▶ **Input for this task**
__________

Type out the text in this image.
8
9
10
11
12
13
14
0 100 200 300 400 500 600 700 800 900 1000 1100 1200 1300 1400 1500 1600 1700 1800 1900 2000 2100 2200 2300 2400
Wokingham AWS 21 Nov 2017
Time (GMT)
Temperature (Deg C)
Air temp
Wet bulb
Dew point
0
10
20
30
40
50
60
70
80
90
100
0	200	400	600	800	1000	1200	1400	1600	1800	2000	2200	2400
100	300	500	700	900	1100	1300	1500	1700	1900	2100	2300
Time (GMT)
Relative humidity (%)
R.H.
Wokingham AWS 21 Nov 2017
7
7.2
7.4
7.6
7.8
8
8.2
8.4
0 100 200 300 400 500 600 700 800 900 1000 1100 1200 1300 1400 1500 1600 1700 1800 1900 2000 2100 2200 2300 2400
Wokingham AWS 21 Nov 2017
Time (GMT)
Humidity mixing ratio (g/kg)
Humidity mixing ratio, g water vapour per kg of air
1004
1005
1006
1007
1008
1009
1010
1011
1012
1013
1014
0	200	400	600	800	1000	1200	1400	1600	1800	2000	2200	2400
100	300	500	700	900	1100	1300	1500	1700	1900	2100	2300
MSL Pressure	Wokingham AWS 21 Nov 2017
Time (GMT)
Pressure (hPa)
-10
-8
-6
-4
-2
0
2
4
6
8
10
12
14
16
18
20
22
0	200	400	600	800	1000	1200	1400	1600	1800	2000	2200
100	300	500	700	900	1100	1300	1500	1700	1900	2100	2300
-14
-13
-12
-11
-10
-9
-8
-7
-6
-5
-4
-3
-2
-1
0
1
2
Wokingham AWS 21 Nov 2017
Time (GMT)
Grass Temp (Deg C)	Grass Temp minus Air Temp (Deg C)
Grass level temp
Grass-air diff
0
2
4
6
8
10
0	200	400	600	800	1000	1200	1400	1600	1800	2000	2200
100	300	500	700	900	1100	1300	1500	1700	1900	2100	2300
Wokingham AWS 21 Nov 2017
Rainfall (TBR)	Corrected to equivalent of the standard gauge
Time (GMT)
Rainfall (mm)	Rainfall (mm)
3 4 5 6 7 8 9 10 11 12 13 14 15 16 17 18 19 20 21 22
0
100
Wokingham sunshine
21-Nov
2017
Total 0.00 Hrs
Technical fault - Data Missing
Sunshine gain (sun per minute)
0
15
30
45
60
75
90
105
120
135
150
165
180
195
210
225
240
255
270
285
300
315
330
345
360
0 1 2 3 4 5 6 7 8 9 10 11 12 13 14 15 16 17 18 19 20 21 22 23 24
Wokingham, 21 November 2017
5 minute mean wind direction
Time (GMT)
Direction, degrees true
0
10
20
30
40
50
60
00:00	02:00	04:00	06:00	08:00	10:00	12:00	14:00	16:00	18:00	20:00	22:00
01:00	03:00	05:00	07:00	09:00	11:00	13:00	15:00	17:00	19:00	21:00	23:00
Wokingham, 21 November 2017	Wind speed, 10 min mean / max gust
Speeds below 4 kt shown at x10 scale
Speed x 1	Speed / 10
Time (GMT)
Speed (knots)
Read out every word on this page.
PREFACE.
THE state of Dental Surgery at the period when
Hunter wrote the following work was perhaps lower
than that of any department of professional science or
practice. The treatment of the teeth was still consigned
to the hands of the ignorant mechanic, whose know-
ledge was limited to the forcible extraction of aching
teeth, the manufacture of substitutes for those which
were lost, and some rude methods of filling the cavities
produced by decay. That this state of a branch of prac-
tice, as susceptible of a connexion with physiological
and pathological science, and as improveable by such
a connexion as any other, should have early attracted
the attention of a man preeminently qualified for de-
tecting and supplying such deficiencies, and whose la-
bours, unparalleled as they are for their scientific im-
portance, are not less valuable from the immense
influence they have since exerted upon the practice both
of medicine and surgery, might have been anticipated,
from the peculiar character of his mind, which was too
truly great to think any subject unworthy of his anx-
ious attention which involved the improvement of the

__________

▶ **Task details**
Repeat precisely the lines of the data starting at the one containing "Read out every word on this page.", last line included.

▶ **Full output**
Read out every word on this page.
PREFACE.
THE state of Dental Surgery at the period when
Hunter wrote the following work was perhaps lower
than that of any department of professional science or
practice. The treatment of the teeth was still consigned
to the hands of the ignorant mechanic, whose know-
ledge was limited to the forcible extraction of aching
teeth, the manufacture of substitutes for those which
were lost, and some rude methods of filling the cavities
produced by decay. That this state of a branch of prac-
tice, as susceptible of a connexion with physiological
and pathological science, and as improveable by such
a connexion as any other, should have early attracted
the attention of a man preeminently qualified for de-
tecting and supplying such deficiencies, and whose la-
bours, unparalleled as they are for their scientific im-
portance, are not less valuable from the immense
influence they have since exerted upon the practice both
of medicine and surgery, might have been anticipated,
from the peculiar character of his mind, which was too
truly great to think any subject unworthy of his anx-
ious attention which involved the improvement of the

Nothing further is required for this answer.